▶ _TASK DETAILS_: Copy out all lines with the word "Foundation" in them.

▶ _Dataset entries on figures_:

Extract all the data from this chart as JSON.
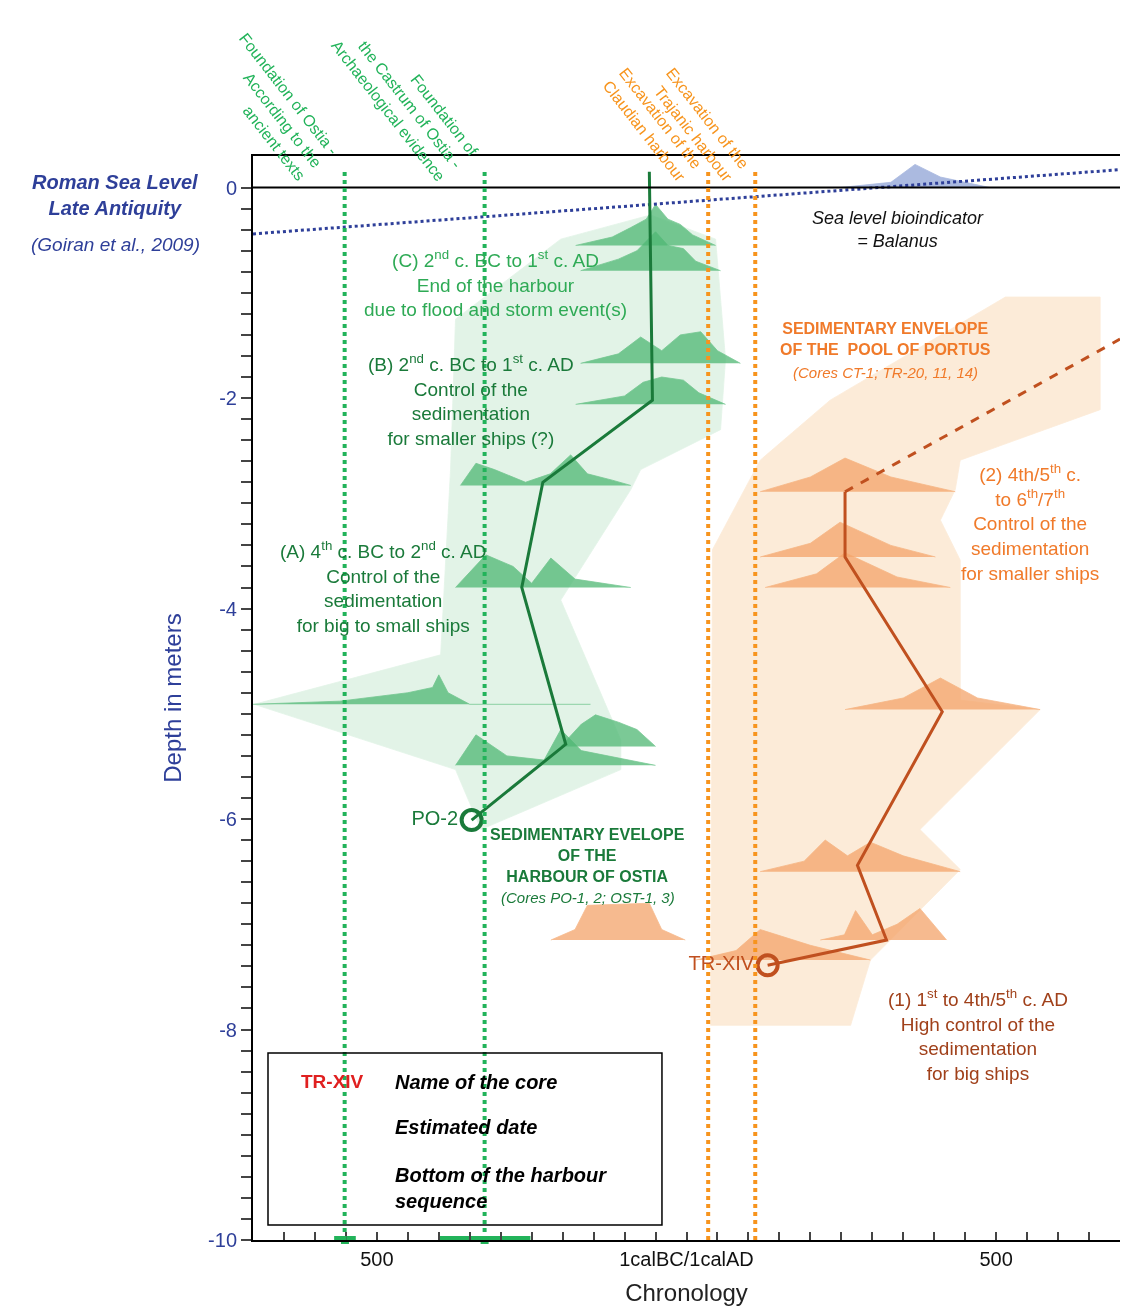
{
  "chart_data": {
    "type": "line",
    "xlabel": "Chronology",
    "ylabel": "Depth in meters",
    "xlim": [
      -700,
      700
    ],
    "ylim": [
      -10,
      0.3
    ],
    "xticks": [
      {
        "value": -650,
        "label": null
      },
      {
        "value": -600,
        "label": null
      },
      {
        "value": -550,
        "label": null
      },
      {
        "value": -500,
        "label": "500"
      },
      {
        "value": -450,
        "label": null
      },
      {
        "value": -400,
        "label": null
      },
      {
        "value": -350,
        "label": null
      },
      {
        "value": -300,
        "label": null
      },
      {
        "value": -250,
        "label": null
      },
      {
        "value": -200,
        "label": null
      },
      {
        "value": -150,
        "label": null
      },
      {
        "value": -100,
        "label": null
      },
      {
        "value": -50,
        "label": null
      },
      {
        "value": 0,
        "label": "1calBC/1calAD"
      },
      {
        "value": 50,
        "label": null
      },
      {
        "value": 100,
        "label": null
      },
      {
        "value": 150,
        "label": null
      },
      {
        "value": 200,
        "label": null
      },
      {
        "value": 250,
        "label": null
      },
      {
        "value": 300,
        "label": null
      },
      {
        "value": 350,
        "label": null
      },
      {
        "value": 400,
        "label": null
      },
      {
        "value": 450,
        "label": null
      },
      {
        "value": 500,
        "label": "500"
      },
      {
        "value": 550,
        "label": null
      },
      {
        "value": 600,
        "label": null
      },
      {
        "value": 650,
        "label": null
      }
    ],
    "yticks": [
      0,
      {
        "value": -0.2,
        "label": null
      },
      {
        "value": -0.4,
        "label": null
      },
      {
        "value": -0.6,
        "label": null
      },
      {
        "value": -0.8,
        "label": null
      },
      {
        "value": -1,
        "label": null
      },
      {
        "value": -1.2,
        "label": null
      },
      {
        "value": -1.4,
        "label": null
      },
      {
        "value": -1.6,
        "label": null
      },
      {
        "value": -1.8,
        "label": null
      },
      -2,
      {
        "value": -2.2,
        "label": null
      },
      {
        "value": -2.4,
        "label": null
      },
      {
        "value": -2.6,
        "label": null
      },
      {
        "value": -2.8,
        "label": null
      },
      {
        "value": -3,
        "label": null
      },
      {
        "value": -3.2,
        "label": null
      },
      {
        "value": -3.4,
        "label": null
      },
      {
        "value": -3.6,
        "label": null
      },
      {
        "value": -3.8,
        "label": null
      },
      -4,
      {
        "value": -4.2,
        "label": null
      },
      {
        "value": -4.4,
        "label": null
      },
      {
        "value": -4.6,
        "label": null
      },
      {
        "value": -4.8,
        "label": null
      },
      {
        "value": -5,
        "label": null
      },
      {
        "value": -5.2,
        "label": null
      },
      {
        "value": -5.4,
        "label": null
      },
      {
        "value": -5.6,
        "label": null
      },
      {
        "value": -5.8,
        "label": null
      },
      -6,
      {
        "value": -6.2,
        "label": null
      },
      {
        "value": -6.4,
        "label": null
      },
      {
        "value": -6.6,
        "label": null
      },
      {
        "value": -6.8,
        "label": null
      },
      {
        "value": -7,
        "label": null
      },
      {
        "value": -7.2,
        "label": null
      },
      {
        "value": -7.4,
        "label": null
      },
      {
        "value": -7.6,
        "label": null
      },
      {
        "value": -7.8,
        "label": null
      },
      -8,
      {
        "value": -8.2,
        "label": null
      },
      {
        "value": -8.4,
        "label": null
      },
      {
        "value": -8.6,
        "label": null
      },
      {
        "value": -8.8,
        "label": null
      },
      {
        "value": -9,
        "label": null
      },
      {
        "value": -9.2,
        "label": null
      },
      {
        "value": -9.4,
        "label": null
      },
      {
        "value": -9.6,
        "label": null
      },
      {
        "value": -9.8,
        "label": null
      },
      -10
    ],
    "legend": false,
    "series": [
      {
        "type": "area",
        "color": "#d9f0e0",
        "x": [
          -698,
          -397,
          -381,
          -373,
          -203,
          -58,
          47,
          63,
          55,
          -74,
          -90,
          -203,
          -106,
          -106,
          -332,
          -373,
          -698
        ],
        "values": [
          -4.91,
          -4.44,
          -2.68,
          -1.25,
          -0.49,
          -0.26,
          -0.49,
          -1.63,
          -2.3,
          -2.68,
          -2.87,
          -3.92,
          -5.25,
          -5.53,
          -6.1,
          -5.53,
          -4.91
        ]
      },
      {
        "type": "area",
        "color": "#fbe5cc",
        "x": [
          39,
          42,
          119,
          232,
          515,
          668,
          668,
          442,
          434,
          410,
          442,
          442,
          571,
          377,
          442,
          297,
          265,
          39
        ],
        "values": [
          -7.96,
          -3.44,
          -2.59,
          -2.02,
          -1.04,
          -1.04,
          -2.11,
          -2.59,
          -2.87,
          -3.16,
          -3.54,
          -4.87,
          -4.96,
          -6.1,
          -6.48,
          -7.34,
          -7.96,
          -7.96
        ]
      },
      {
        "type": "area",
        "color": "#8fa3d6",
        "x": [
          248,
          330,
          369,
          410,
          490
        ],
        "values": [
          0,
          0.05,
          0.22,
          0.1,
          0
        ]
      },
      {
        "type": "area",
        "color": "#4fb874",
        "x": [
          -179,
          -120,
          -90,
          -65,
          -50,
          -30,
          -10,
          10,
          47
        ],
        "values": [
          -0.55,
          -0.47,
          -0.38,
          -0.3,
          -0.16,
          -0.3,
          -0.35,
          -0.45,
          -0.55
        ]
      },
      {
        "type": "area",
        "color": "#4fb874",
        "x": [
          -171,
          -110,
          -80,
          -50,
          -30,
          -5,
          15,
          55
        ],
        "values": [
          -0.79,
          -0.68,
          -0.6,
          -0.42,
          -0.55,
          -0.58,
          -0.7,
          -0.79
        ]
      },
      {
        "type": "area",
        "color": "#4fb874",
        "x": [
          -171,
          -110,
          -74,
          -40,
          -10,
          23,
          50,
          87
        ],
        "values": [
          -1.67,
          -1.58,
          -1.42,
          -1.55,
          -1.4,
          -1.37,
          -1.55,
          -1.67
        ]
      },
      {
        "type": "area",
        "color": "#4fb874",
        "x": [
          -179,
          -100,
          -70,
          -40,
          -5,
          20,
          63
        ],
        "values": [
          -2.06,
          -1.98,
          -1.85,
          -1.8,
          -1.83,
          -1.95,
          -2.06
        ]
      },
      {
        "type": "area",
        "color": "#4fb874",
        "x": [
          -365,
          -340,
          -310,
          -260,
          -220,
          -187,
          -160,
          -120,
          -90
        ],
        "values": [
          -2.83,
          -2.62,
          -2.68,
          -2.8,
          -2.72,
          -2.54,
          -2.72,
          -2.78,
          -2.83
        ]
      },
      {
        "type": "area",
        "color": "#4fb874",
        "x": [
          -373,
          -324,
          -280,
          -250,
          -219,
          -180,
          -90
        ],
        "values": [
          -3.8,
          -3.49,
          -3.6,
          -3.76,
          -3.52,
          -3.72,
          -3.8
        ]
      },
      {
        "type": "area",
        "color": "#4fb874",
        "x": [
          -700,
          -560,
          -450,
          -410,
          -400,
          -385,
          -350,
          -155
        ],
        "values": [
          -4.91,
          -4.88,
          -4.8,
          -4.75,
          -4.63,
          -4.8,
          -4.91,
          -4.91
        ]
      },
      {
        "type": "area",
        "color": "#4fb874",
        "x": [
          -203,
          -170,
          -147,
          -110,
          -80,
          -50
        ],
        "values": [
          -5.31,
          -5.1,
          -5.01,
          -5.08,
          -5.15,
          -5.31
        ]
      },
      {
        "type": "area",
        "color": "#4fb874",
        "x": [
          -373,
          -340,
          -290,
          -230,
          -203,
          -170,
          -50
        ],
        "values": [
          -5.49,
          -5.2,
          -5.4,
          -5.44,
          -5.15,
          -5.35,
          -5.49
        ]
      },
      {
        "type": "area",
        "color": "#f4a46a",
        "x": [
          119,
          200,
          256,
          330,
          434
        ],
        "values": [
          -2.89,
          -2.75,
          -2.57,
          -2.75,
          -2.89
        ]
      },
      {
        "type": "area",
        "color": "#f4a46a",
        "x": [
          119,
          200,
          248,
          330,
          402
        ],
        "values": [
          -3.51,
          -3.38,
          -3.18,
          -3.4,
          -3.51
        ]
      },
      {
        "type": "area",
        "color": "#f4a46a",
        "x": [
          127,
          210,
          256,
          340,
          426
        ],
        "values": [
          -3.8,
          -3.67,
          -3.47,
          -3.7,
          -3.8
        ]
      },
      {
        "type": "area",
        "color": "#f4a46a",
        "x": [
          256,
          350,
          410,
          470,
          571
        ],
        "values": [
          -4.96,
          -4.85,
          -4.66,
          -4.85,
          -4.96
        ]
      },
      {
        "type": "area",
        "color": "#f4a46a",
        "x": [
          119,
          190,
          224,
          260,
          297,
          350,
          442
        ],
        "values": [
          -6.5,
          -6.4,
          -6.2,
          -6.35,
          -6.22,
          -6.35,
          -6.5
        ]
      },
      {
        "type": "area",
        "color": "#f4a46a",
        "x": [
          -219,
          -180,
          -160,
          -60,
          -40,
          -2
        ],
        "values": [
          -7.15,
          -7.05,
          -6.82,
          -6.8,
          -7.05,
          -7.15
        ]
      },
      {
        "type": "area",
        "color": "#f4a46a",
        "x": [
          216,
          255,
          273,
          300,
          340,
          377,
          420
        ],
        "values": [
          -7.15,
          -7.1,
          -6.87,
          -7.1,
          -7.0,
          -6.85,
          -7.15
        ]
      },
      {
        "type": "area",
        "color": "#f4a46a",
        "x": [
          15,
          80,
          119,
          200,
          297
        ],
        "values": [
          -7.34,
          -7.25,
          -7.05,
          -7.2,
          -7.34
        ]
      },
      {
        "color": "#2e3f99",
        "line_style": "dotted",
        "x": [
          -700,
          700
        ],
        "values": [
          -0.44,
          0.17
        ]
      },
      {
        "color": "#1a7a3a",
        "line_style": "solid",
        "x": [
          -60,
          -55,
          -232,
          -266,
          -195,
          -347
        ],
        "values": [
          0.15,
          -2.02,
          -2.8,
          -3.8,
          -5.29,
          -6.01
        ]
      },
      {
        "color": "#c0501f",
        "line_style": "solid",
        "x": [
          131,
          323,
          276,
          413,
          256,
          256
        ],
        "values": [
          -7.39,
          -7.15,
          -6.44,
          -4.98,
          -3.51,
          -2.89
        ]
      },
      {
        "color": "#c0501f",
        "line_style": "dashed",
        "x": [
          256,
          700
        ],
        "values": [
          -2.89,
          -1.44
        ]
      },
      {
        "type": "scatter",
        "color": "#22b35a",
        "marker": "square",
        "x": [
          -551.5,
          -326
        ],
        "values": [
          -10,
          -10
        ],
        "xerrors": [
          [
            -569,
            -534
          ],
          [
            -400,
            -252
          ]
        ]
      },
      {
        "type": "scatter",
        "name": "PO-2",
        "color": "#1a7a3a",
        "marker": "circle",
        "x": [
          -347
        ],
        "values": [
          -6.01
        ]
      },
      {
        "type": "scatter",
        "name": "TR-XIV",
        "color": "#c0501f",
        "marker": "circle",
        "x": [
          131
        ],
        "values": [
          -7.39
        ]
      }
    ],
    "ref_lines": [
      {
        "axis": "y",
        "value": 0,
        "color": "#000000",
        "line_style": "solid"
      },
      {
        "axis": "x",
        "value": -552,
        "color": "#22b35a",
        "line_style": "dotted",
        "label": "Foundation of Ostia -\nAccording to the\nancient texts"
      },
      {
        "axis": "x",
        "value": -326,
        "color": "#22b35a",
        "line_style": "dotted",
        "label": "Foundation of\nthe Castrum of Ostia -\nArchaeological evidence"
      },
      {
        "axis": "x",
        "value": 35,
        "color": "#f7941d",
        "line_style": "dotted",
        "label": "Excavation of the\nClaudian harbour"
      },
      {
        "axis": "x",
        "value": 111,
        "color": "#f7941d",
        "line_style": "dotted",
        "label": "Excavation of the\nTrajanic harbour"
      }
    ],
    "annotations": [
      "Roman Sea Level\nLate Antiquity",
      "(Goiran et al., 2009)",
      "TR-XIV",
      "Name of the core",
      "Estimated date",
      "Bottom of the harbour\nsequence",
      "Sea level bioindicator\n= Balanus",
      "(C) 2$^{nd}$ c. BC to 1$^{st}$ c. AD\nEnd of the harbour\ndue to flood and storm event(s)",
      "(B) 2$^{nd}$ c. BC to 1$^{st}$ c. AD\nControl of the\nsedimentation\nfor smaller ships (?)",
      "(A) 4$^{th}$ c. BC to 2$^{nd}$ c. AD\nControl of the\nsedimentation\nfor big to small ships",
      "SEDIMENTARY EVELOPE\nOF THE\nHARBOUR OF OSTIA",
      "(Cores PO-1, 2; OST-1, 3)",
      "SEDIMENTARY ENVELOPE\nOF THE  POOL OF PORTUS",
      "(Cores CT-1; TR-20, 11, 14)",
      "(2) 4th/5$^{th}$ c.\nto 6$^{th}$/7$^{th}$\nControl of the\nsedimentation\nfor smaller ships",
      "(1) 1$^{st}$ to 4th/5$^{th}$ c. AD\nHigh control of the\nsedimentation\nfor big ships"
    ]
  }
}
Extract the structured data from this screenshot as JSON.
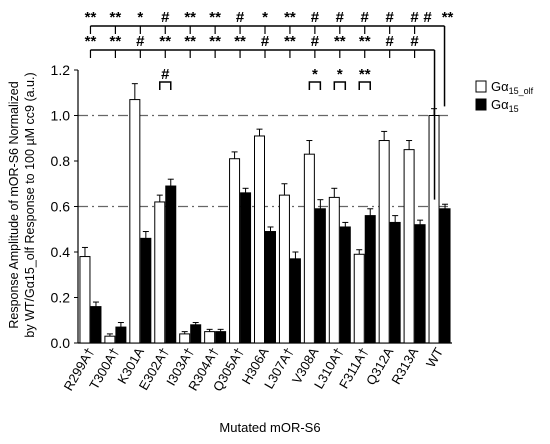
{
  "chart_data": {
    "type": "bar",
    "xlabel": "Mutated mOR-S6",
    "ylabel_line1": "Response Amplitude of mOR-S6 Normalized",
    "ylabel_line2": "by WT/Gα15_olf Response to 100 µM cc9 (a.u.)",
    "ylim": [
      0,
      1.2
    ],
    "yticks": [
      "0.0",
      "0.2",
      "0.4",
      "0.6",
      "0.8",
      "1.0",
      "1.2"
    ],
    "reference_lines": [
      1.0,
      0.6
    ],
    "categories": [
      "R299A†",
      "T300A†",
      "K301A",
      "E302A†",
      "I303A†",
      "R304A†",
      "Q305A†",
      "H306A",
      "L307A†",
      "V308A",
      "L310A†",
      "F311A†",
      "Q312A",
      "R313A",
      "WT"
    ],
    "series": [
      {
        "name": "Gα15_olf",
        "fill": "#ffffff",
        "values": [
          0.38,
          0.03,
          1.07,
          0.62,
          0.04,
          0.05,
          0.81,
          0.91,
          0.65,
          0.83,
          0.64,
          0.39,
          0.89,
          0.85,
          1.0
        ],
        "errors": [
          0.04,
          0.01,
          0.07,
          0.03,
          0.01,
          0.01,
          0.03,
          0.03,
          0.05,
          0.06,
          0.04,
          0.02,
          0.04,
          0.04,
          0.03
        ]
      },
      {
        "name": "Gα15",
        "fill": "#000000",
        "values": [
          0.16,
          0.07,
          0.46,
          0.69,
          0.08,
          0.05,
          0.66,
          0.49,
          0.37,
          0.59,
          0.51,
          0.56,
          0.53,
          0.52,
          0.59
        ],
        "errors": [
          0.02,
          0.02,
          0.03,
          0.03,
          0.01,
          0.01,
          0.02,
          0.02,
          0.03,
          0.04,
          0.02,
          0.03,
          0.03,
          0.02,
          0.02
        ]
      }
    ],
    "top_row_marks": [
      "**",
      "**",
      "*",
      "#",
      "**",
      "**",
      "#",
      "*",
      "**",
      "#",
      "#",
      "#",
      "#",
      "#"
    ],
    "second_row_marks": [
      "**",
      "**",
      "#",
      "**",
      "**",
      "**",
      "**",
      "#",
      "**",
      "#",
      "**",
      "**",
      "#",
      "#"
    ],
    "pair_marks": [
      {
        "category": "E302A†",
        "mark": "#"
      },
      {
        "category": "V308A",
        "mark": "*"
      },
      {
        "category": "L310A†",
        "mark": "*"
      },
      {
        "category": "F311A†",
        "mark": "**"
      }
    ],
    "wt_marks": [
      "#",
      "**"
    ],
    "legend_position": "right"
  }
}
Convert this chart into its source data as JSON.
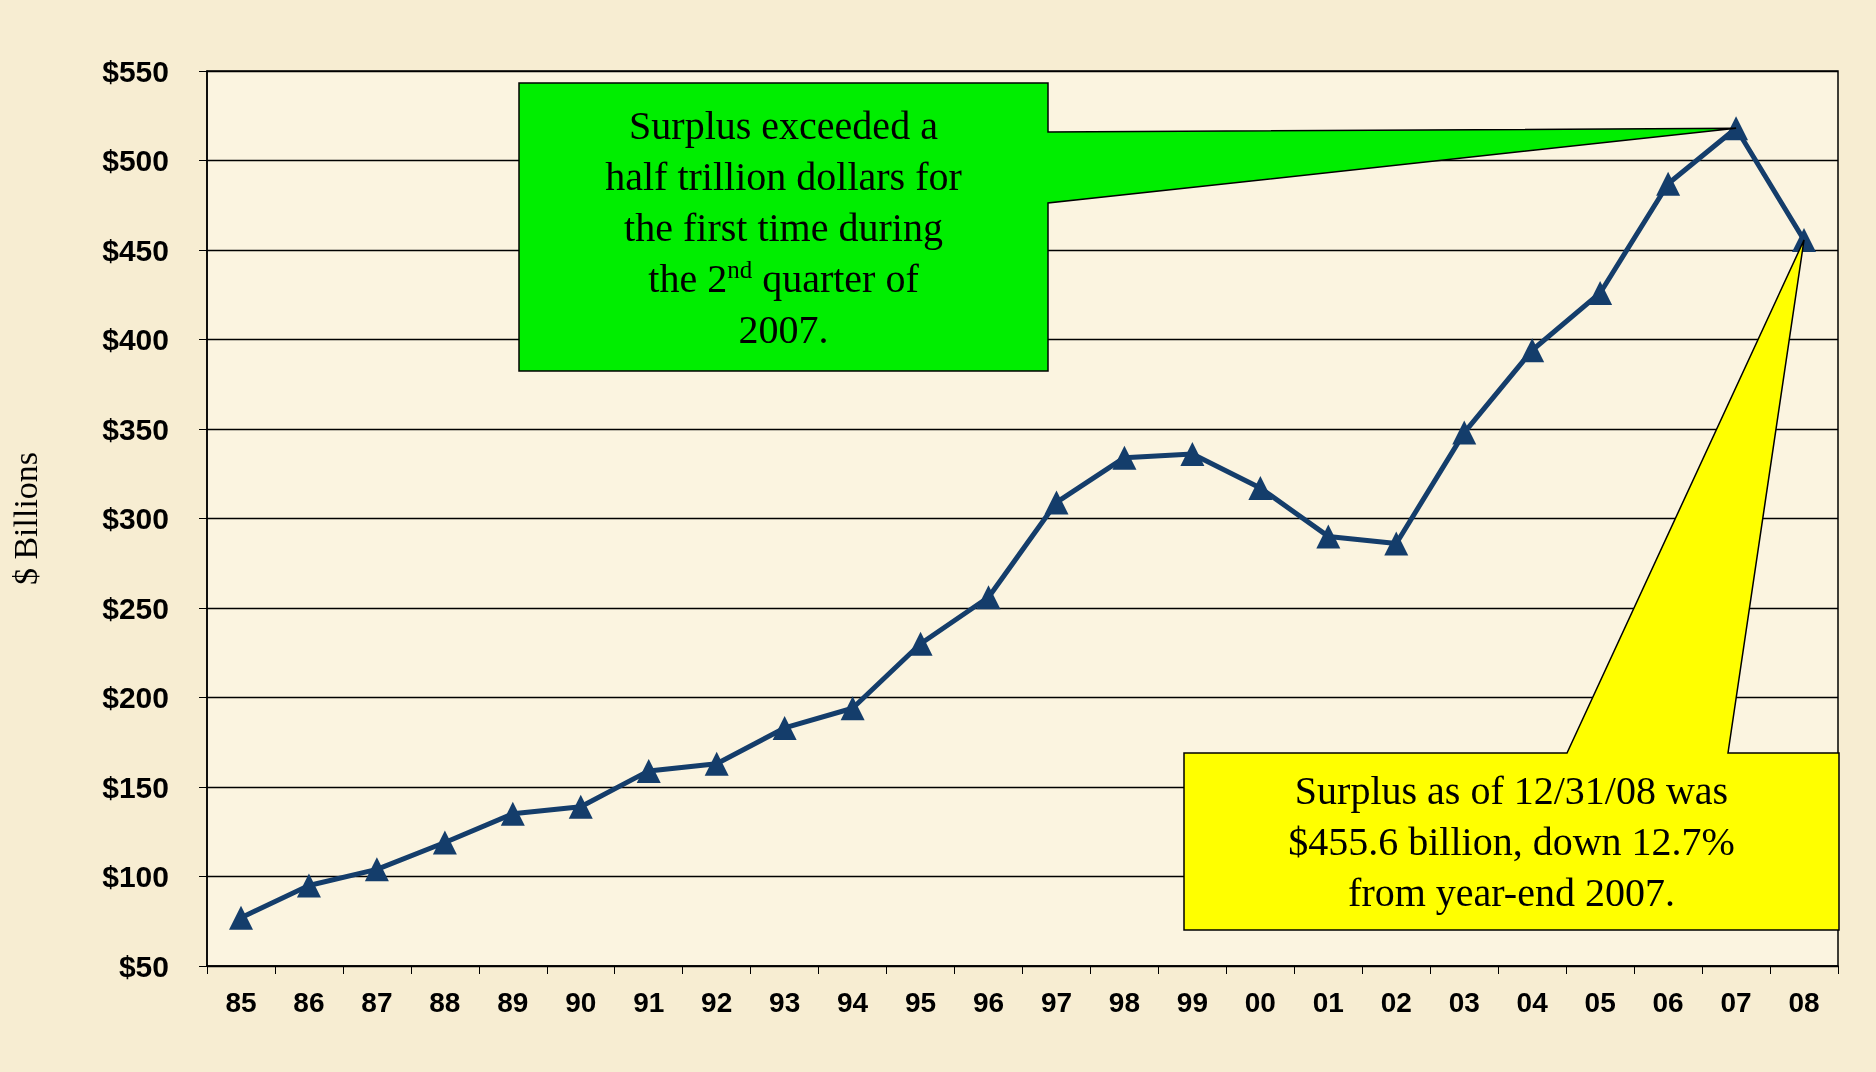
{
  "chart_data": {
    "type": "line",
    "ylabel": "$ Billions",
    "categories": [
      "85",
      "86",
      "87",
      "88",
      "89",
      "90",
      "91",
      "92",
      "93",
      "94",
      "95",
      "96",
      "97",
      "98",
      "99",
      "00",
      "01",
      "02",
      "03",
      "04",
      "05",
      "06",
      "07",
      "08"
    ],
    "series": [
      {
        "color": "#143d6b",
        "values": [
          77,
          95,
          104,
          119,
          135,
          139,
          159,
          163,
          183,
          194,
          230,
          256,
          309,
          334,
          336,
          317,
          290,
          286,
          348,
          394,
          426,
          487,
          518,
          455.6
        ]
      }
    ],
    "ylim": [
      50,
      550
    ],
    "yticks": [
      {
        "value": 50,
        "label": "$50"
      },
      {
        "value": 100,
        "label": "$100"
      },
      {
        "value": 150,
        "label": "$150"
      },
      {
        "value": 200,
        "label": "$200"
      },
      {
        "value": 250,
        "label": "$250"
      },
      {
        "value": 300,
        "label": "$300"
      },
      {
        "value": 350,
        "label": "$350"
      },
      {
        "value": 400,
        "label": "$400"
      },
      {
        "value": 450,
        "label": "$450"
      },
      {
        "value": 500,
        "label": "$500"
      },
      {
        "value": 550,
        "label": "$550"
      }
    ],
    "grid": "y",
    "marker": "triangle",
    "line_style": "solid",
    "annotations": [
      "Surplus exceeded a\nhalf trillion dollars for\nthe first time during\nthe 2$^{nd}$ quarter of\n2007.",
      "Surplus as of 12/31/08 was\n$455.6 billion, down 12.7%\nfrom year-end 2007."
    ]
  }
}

▶ _RESPONSE FOR THIS EXERCISE_:
        "label": "Foundation of Ostia -\nAccording to the\nancient texts"
        "label": "Foundation of\nthe Castrum of Ostia -\nArchaeological evidence"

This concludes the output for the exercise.